(Figure data in JSON)
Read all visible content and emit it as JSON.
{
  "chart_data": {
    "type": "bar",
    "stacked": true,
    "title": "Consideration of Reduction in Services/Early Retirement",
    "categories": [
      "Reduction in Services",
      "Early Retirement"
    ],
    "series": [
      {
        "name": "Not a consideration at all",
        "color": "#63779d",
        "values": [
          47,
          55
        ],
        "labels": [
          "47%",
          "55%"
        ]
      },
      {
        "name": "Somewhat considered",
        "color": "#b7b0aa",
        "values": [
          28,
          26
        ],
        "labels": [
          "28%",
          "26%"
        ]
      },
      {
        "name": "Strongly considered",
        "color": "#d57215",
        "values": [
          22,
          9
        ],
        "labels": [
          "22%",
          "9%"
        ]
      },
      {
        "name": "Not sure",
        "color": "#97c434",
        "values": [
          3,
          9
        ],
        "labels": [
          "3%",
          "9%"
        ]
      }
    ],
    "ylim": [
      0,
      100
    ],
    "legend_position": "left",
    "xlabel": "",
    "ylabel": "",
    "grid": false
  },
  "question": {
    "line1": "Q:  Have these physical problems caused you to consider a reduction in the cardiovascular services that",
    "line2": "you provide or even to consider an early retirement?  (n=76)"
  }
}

> [WRITTEN REQUEST] Repeat each of the entries above precisely as given.

> [ANSWER TO THIS PROBLEM]
Read all visible content and emit it as JSON.
{
  "chart_data": {
    "type": "bar",
    "stacked": true,
    "title": "Consideration of Reduction in Services/Early Retirement",
    "categories": [
      "Reduction in Services",
      "Early Retirement"
    ],
    "series": [
      {
        "name": "Not a consideration at all",
        "color": "#63779d",
        "values": [
          47,
          55
        ],
        "labels": [
          "47%",
          "55%"
        ]
      },
      {
        "name": "Somewhat considered",
        "color": "#b7b0aa",
        "values": [
          28,
          26
        ],
        "labels": [
          "28%",
          "26%"
        ]
      },
      {
        "name": "Strongly considered",
        "color": "#d57215",
        "values": [
          22,
          9
        ],
        "labels": [
          "22%",
          "9%"
        ]
      },
      {
        "name": "Not sure",
        "color": "#97c434",
        "values": [
          3,
          9
        ],
        "labels": [
          "3%",
          "9%"
        ]
      }
    ],
    "ylim": [
      0,
      100
    ],
    "legend_position": "left",
    "xlabel": "",
    "ylabel": "",
    "grid": false
  },
  "question": {
    "line1": "Q:  Have these physical problems caused you to consider a reduction in the cardiovascular services that",
    "line2": "you provide or even to consider an early retirement?  (n=76)"
  }
}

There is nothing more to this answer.